WHAT IS BEING ASKED:
Copy each line exactly.

** START MATERIALS PROVIDED **

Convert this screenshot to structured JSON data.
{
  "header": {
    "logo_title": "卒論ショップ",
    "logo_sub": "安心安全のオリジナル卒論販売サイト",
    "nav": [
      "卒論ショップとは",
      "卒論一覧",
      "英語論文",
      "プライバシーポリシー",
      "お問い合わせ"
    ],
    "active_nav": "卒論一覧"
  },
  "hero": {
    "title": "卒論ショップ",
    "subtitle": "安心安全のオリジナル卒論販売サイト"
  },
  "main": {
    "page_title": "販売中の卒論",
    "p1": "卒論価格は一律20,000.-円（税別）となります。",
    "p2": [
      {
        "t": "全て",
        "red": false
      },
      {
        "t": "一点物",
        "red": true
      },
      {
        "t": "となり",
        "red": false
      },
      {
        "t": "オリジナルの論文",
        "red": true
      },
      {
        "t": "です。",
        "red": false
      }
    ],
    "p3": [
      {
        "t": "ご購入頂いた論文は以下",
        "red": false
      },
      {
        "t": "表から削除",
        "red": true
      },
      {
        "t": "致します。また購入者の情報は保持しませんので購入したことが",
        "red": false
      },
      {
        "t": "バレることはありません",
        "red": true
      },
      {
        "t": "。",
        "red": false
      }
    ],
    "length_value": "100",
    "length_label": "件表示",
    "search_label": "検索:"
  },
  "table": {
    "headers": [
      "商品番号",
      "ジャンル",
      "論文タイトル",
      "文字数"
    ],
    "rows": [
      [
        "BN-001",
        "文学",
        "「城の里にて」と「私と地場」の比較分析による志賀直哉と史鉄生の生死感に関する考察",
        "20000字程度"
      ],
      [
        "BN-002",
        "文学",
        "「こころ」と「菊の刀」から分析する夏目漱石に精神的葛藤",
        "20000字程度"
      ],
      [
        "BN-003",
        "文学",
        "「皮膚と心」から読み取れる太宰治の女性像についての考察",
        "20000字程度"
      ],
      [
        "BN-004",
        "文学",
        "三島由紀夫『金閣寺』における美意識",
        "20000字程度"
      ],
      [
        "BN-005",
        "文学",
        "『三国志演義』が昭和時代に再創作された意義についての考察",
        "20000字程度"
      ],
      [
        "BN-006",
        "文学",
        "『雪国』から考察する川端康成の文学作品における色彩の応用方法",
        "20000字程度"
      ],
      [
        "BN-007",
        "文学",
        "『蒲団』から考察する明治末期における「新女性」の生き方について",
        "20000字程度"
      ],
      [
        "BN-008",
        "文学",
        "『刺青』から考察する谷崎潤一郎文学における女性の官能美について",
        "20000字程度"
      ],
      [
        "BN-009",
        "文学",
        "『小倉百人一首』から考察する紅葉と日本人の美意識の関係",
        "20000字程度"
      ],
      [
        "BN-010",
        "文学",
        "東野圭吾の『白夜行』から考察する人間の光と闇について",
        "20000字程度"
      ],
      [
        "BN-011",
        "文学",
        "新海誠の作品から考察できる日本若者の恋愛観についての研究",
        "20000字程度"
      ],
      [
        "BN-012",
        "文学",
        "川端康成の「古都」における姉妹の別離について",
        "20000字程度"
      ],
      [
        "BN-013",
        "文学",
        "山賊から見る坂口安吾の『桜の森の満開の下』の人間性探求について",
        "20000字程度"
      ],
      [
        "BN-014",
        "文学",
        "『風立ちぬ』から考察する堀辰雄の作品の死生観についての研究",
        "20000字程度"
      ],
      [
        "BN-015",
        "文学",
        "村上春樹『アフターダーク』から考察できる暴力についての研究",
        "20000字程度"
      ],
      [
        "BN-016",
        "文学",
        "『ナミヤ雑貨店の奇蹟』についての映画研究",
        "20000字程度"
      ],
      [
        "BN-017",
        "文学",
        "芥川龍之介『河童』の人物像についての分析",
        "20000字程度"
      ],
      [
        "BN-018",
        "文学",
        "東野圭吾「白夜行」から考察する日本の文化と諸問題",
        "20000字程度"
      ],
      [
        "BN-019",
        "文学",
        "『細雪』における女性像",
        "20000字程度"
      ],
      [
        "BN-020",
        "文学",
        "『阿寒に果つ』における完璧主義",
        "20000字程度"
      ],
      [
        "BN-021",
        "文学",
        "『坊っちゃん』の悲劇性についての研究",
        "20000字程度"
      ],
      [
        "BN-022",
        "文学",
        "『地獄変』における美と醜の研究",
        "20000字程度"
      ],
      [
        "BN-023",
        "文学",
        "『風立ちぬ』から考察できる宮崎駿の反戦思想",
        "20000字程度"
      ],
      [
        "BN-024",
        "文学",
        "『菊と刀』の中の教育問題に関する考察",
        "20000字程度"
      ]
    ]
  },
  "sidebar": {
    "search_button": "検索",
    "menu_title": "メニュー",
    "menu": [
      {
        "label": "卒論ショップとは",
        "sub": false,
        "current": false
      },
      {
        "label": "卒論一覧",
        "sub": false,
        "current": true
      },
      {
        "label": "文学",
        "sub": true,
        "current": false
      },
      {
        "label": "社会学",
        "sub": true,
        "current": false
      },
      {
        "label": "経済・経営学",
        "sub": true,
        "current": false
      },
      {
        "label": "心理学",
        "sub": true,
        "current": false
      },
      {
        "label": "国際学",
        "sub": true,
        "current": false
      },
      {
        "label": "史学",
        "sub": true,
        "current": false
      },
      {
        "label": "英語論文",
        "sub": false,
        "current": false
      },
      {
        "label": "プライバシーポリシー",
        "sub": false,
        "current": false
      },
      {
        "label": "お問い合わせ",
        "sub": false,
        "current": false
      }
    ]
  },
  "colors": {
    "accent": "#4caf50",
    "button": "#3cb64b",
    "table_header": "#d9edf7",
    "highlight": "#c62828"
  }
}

** END MATERIALS PROVIDED **

TASK ANSWER:
Convert this screenshot to structured JSON data.
{
  "header": {
    "logo_title": "卒論ショップ",
    "logo_sub": "安心安全のオリジナル卒論販売サイト",
    "nav": [
      "卒論ショップとは",
      "卒論一覧",
      "英語論文",
      "プライバシーポリシー",
      "お問い合わせ"
    ],
    "active_nav": "卒論一覧"
  },
  "hero": {
    "title": "卒論ショップ",
    "subtitle": "安心安全のオリジナル卒論販売サイト"
  },
  "main": {
    "page_title": "販売中の卒論",
    "p1": "卒論価格は一律20,000.-円（税別）となります。",
    "p2": [
      {
        "t": "全て",
        "red": false
      },
      {
        "t": "一点物",
        "red": true
      },
      {
        "t": "となり",
        "red": false
      },
      {
        "t": "オリジナルの論文",
        "red": true
      },
      {
        "t": "です。",
        "red": false
      }
    ],
    "p3": [
      {
        "t": "ご購入頂いた論文は以下",
        "red": false
      },
      {
        "t": "表から削除",
        "red": true
      },
      {
        "t": "致します。また購入者の情報は保持しませんので購入したことが",
        "red": false
      },
      {
        "t": "バレることはありません",
        "red": true
      },
      {
        "t": "。",
        "red": false
      }
    ],
    "length_value": "100",
    "length_label": "件表示",
    "search_label": "検索:"
  },
  "table": {
    "headers": [
      "商品番号",
      "ジャンル",
      "論文タイトル",
      "文字数"
    ],
    "rows": [
      [
        "BN-001",
        "文学",
        "「城の里にて」と「私と地場」の比較分析による志賀直哉と史鉄生の生死感に関する考察",
        "20000字程度"
      ],
      [
        "BN-002",
        "文学",
        "「こころ」と「菊の刀」から分析する夏目漱石に精神的葛藤",
        "20000字程度"
      ],
      [
        "BN-003",
        "文学",
        "「皮膚と心」から読み取れる太宰治の女性像についての考察",
        "20000字程度"
      ],
      [
        "BN-004",
        "文学",
        "三島由紀夫『金閣寺』における美意識",
        "20000字程度"
      ],
      [
        "BN-005",
        "文学",
        "『三国志演義』が昭和時代に再創作された意義についての考察",
        "20000字程度"
      ],
      [
        "BN-006",
        "文学",
        "『雪国』から考察する川端康成の文学作品における色彩の応用方法",
        "20000字程度"
      ],
      [
        "BN-007",
        "文学",
        "『蒲団』から考察する明治末期における「新女性」の生き方について",
        "20000字程度"
      ],
      [
        "BN-008",
        "文学",
        "『刺青』から考察する谷崎潤一郎文学における女性の官能美について",
        "20000字程度"
      ],
      [
        "BN-009",
        "文学",
        "『小倉百人一首』から考察する紅葉と日本人の美意識の関係",
        "20000字程度"
      ],
      [
        "BN-010",
        "文学",
        "東野圭吾の『白夜行』から考察する人間の光と闇について",
        "20000字程度"
      ],
      [
        "BN-011",
        "文学",
        "新海誠の作品から考察できる日本若者の恋愛観についての研究",
        "20000字程度"
      ],
      [
        "BN-012",
        "文学",
        "川端康成の「古都」における姉妹の別離について",
        "20000字程度"
      ],
      [
        "BN-013",
        "文学",
        "山賊から見る坂口安吾の『桜の森の満開の下』の人間性探求について",
        "20000字程度"
      ],
      [
        "BN-014",
        "文学",
        "『風立ちぬ』から考察する堀辰雄の作品の死生観についての研究",
        "20000字程度"
      ],
      [
        "BN-015",
        "文学",
        "村上春樹『アフターダーク』から考察できる暴力についての研究",
        "20000字程度"
      ],
      [
        "BN-016",
        "文学",
        "『ナミヤ雑貨店の奇蹟』についての映画研究",
        "20000字程度"
      ],
      [
        "BN-017",
        "文学",
        "芥川龍之介『河童』の人物像についての分析",
        "20000字程度"
      ],
      [
        "BN-018",
        "文学",
        "東野圭吾「白夜行」から考察する日本の文化と諸問題",
        "20000字程度"
      ],
      [
        "BN-019",
        "文学",
        "『細雪』における女性像",
        "20000字程度"
      ],
      [
        "BN-020",
        "文学",
        "『阿寒に果つ』における完璧主義",
        "20000字程度"
      ],
      [
        "BN-021",
        "文学",
        "『坊っちゃん』の悲劇性についての研究",
        "20000字程度"
      ],
      [
        "BN-022",
        "文学",
        "『地獄変』における美と醜の研究",
        "20000字程度"
      ],
      [
        "BN-023",
        "文学",
        "『風立ちぬ』から考察できる宮崎駿の反戦思想",
        "20000字程度"
      ],
      [
        "BN-024",
        "文学",
        "『菊と刀』の中の教育問題に関する考察",
        "20000字程度"
      ]
    ]
  },
  "sidebar": {
    "search_button": "検索",
    "menu_title": "メニュー",
    "menu": [
      {
        "label": "卒論ショップとは",
        "sub": false,
        "current": false
      },
      {
        "label": "卒論一覧",
        "sub": false,
        "current": true
      },
      {
        "label": "文学",
        "sub": true,
        "current": false
      },
      {
        "label": "社会学",
        "sub": true,
        "current": false
      },
      {
        "label": "経済・経営学",
        "sub": true,
        "current": false
      },
      {
        "label": "心理学",
        "sub": true,
        "current": false
      },
      {
        "label": "国際学",
        "sub": true,
        "current": false
      },
      {
        "label": "史学",
        "sub": true,
        "current": false
      },
      {
        "label": "英語論文",
        "sub": false,
        "current": false
      },
      {
        "label": "プライバシーポリシー",
        "sub": false,
        "current": false
      },
      {
        "label": "お問い合わせ",
        "sub": false,
        "current": false
      }
    ]
  },
  "colors": {
    "accent": "#4caf50",
    "button": "#3cb64b",
    "table_header": "#d9edf7",
    "highlight": "#c62828"
  }
}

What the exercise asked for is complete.